» Listing:
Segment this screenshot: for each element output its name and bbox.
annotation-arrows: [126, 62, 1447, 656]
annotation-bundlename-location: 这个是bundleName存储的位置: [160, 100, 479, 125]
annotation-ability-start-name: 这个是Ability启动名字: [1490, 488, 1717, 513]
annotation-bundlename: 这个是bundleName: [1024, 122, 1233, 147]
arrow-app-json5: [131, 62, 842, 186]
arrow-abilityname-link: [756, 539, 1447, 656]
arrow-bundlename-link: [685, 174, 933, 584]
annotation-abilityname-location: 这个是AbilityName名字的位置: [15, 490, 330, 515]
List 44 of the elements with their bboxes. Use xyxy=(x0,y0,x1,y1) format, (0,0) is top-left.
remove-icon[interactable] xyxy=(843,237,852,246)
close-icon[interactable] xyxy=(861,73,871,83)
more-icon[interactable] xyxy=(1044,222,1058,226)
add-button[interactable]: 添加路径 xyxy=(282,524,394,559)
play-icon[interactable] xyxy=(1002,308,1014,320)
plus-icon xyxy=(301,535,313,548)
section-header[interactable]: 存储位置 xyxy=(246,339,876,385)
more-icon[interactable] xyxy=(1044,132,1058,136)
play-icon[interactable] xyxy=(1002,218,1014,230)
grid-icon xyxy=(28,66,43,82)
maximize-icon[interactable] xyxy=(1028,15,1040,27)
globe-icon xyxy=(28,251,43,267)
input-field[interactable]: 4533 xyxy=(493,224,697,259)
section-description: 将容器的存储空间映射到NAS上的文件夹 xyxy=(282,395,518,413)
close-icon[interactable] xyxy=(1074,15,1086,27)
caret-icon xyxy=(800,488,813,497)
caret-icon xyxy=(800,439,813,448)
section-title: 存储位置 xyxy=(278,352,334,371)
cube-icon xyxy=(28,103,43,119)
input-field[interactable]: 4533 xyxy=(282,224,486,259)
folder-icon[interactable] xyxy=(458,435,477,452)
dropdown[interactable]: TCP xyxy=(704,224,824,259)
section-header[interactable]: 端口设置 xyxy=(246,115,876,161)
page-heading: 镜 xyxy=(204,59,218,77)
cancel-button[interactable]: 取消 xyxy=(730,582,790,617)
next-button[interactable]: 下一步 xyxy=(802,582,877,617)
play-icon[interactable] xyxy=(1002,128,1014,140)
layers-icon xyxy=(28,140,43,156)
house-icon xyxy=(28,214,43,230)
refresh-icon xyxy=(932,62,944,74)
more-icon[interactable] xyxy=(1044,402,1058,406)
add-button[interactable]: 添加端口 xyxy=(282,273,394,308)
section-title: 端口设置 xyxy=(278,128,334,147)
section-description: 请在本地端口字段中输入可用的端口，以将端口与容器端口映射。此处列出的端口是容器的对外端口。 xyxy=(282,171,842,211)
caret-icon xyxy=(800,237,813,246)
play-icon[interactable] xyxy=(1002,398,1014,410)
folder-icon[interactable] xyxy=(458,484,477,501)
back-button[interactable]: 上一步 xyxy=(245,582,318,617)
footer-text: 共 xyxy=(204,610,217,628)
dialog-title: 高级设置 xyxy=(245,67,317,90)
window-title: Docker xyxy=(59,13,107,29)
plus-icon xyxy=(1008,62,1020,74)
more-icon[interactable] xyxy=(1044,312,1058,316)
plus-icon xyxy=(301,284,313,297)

» What to work on: Convert every line of the records into a numbered list with one entry per line, dropping any blank lines.

» Expected output:
1. Segment this screenshot: for each element output its name and bbox.
2. annotation-arrows: [126, 62, 1447, 656]
3. annotation-bundlename-location: 这个是bundleName存储的位置: [160, 100, 479, 125]
4. annotation-ability-start-name: 这个是Ability启动名字: [1490, 488, 1717, 513]
5. annotation-bundlename: 这个是bundleName: [1024, 122, 1233, 147]
6. arrow-app-json5: [131, 62, 842, 186]
7. arrow-abilityname-link: [756, 539, 1447, 656]
8. arrow-bundlename-link: [685, 174, 933, 584]
9. annotation-abilityname-location: 这个是AbilityName名字的位置: [15, 490, 330, 515]
10. List 44 of the elements with their bboxes. Use xyxy=(x0,y0,x1,y1) format, (0,0) is top-left.
11. remove-icon[interactable] xyxy=(843,237,852,246)
12. close-icon[interactable] xyxy=(861,73,871,83)
13. more-icon[interactable] xyxy=(1044,222,1058,226)
14. add-button[interactable]: 添加路径 xyxy=(282,524,394,559)
15. play-icon[interactable] xyxy=(1002,308,1014,320)
16. plus-icon xyxy=(301,535,313,548)
17. section-header[interactable]: 存储位置 xyxy=(246,339,876,385)
18. more-icon[interactable] xyxy=(1044,132,1058,136)
19. play-icon[interactable] xyxy=(1002,218,1014,230)
20. grid-icon xyxy=(28,66,43,82)
21. maximize-icon[interactable] xyxy=(1028,15,1040,27)
22. globe-icon xyxy=(28,251,43,267)
23. input-field[interactable]: 4533 xyxy=(493,224,697,259)
24. section-description: 将容器的存储空间映射到NAS上的文件夹 xyxy=(282,395,518,413)
25. close-icon[interactable] xyxy=(1074,15,1086,27)
26. caret-icon xyxy=(800,488,813,497)
27. caret-icon xyxy=(800,439,813,448)
28. section-title: 存储位置 xyxy=(278,352,334,371)
29. cube-icon xyxy=(28,103,43,119)
30. input-field[interactable]: 4533 xyxy=(282,224,486,259)
31. folder-icon[interactable] xyxy=(458,435,477,452)
32. dropdown[interactable]: TCP xyxy=(704,224,824,259)
33. section-header[interactable]: 端口设置 xyxy=(246,115,876,161)
34. page-heading: 镜 xyxy=(204,59,218,77)
35. cancel-button[interactable]: 取消 xyxy=(730,582,790,617)
36. next-button[interactable]: 下一步 xyxy=(802,582,877,617)
37. play-icon[interactable] xyxy=(1002,128,1014,140)
38. layers-icon xyxy=(28,140,43,156)
39. house-icon xyxy=(28,214,43,230)
40. refresh-icon xyxy=(932,62,944,74)
41. more-icon[interactable] xyxy=(1044,402,1058,406)
42. add-button[interactable]: 添加端口 xyxy=(282,273,394,308)
43. section-title: 端口设置 xyxy=(278,128,334,147)
44. section-description: 请在本地端口字段中输入可用的端口，以将端口与容器端口映射。此处列出的端口是容器的对外端口。 xyxy=(282,171,842,211)
45. caret-icon xyxy=(800,237,813,246)
46. play-icon[interactable] xyxy=(1002,398,1014,410)
47. folder-icon[interactable] xyxy=(458,484,477,501)
48. back-button[interactable]: 上一步 xyxy=(245,582,318,617)
49. footer-text: 共 xyxy=(204,610,217,628)
50. dialog-title: 高级设置 xyxy=(245,67,317,90)
51. window-title: Docker xyxy=(59,13,107,29)
52. plus-icon xyxy=(1008,62,1020,74)
53. more-icon[interactable] xyxy=(1044,312,1058,316)
54. plus-icon xyxy=(301,284,313,297)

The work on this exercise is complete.